• To do: Transcribe the lines below verbatim, skipping the images.

• Entries shown:
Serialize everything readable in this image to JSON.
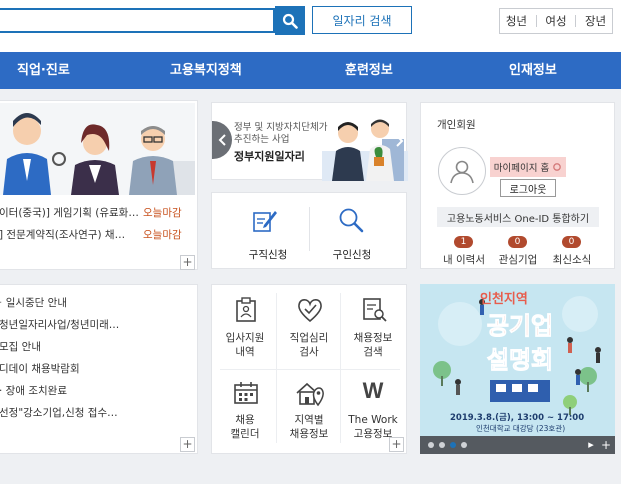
{
  "header": {
    "search": {
      "value": "",
      "placeholder": ""
    },
    "search_icon": "search-icon",
    "job_search_label": "일자리 검색",
    "targets": [
      "청년",
      "여성",
      "장년"
    ]
  },
  "nav": {
    "items": [
      "직업·진로",
      "고용복지정책",
      "훈련정보",
      "인재정보"
    ]
  },
  "jobs": {
    "rows": [
      {
        "text": "이터(중국)] 게임기획 (유료화…",
        "deadline": "오늘마감"
      },
      {
        "text": "] 전문계약직(조사연구) 채…",
        "deadline": "오늘마감"
      }
    ],
    "more": "+"
  },
  "gov_banner": {
    "line1": "정부 및 지방자치단체가",
    "line2": "추진하는 사업",
    "title": "정부지원일자리"
  },
  "quick": {
    "job_apply": "구직신청",
    "recruit_apply": "구인신청"
  },
  "notices": {
    "items": [
      "일시중단 안내",
      "청년일자리사업/청년미래…",
      "모집 안내",
      "디데이 채용박람회",
      "· 장애 조치완료",
      "선정\"강소기업,신청 접수…"
    ],
    "more": "+"
  },
  "services": {
    "items": [
      {
        "line1": "입사지원",
        "line2": "내역"
      },
      {
        "line1": "직업심리",
        "line2": "검사"
      },
      {
        "line1": "채용정보",
        "line2": "검색"
      },
      {
        "line1": "채용",
        "line2": "캘린더"
      },
      {
        "line1": "지역별",
        "line2": "채용정보"
      },
      {
        "line1": "The Work",
        "line2": "고용정보"
      }
    ],
    "more": "+",
    "w_letter": "W"
  },
  "member": {
    "title": "개인회원",
    "mypage_label": "마이페이지 홈",
    "logout_label": "로그아웃",
    "one_id_label": "고용노동서비스 One-ID 통합하기",
    "stats": [
      {
        "label": "내 이력서",
        "count": "1"
      },
      {
        "label": "관심기업",
        "count": "0"
      },
      {
        "label": "최신소식",
        "count": "0"
      }
    ]
  },
  "event_banner": {
    "region": "인천지역",
    "title1": "공기업",
    "title2": "설명회",
    "date": "2019.3.8.(금), 13:00 ~ 17:00",
    "place": "인천대학교 대강당 (23호관)",
    "more": "+",
    "play": "▸"
  },
  "colors": {
    "primary": "#2d6bc4",
    "accent": "#c8521e",
    "badge": "#b14a2e"
  }
}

• Final result:
Serialize everything readable in this image to JSON.
{
  "header": {
    "search": {
      "value": "",
      "placeholder": ""
    },
    "search_icon": "search-icon",
    "job_search_label": "일자리 검색",
    "targets": [
      "청년",
      "여성",
      "장년"
    ]
  },
  "nav": {
    "items": [
      "직업·진로",
      "고용복지정책",
      "훈련정보",
      "인재정보"
    ]
  },
  "jobs": {
    "rows": [
      {
        "text": "이터(중국)] 게임기획 (유료화…",
        "deadline": "오늘마감"
      },
      {
        "text": "] 전문계약직(조사연구) 채…",
        "deadline": "오늘마감"
      }
    ],
    "more": "+"
  },
  "gov_banner": {
    "line1": "정부 및 지방자치단체가",
    "line2": "추진하는 사업",
    "title": "정부지원일자리"
  },
  "quick": {
    "job_apply": "구직신청",
    "recruit_apply": "구인신청"
  },
  "notices": {
    "items": [
      "일시중단 안내",
      "청년일자리사업/청년미래…",
      "모집 안내",
      "디데이 채용박람회",
      "· 장애 조치완료",
      "선정\"강소기업,신청 접수…"
    ],
    "more": "+"
  },
  "services": {
    "items": [
      {
        "line1": "입사지원",
        "line2": "내역"
      },
      {
        "line1": "직업심리",
        "line2": "검사"
      },
      {
        "line1": "채용정보",
        "line2": "검색"
      },
      {
        "line1": "채용",
        "line2": "캘린더"
      },
      {
        "line1": "지역별",
        "line2": "채용정보"
      },
      {
        "line1": "The Work",
        "line2": "고용정보"
      }
    ],
    "more": "+",
    "w_letter": "W"
  },
  "member": {
    "title": "개인회원",
    "mypage_label": "마이페이지 홈",
    "logout_label": "로그아웃",
    "one_id_label": "고용노동서비스 One-ID 통합하기",
    "stats": [
      {
        "label": "내 이력서",
        "count": "1"
      },
      {
        "label": "관심기업",
        "count": "0"
      },
      {
        "label": "최신소식",
        "count": "0"
      }
    ]
  },
  "event_banner": {
    "region": "인천지역",
    "title1": "공기업",
    "title2": "설명회",
    "date": "2019.3.8.(금), 13:00 ~ 17:00",
    "place": "인천대학교 대강당 (23호관)",
    "more": "+",
    "play": "▸"
  },
  "colors": {
    "primary": "#2d6bc4",
    "accent": "#c8521e",
    "badge": "#b14a2e"
  }
}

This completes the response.